[Source records]
__________

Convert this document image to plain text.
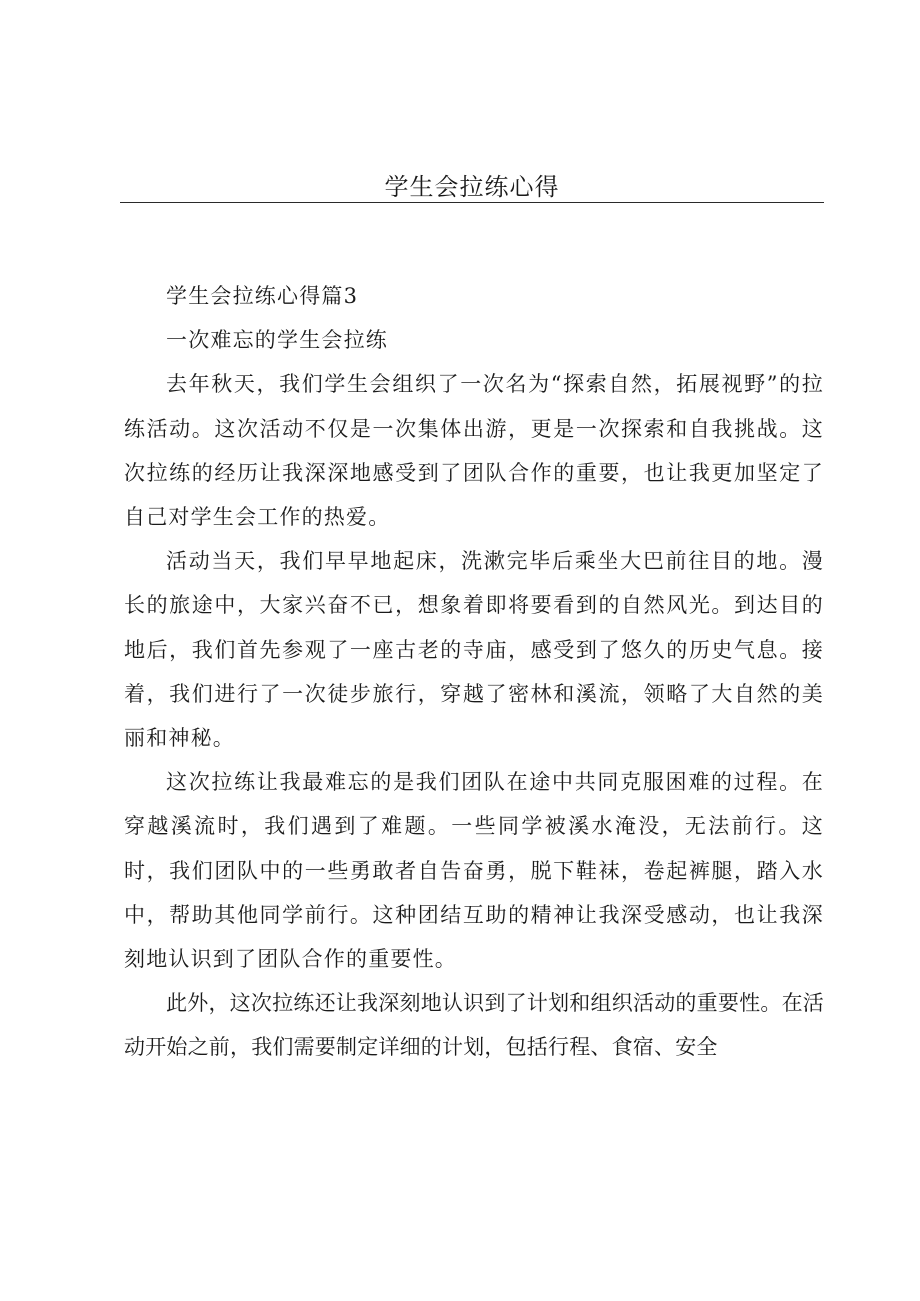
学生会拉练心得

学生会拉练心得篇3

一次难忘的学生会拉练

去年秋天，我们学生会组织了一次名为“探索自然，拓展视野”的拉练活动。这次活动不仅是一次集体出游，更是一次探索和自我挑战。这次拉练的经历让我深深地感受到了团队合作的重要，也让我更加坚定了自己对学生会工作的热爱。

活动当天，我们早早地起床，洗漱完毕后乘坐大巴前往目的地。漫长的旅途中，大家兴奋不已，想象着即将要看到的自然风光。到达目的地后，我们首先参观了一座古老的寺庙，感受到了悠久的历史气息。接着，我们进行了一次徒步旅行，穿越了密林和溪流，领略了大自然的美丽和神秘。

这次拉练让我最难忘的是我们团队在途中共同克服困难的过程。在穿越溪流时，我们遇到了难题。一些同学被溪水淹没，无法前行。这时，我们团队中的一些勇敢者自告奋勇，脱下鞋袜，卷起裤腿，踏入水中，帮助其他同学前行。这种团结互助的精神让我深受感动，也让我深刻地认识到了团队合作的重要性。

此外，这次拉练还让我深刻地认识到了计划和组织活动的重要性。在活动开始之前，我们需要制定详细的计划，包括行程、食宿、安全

__________

### Job:
Reproduce the whole listing exactly, but not the images in it.

### Task output:
Convert this document image to plain text.
学生会拉练心得

学生会拉练心得篇3

一次难忘的学生会拉练

去年秋天，我们学生会组织了一次名为“探索自然，拓展视野”的拉练活动。这次活动不仅是一次集体出游，更是一次探索和自我挑战。这次拉练的经历让我深深地感受到了团队合作的重要，也让我更加坚定了自己对学生会工作的热爱。

活动当天，我们早早地起床，洗漱完毕后乘坐大巴前往目的地。漫长的旅途中，大家兴奋不已，想象着即将要看到的自然风光。到达目的地后，我们首先参观了一座古老的寺庙，感受到了悠久的历史气息。接着，我们进行了一次徒步旅行，穿越了密林和溪流，领略了大自然的美丽和神秘。

这次拉练让我最难忘的是我们团队在途中共同克服困难的过程。在穿越溪流时，我们遇到了难题。一些同学被溪水淹没，无法前行。这时，我们团队中的一些勇敢者自告奋勇，脱下鞋袜，卷起裤腿，踏入水中，帮助其他同学前行。这种团结互助的精神让我深受感动，也让我深刻地认识到了团队合作的重要性。

此外，这次拉练还让我深刻地认识到了计划和组织活动的重要性。在活动开始之前，我们需要制定详细的计划，包括行程、食宿、安全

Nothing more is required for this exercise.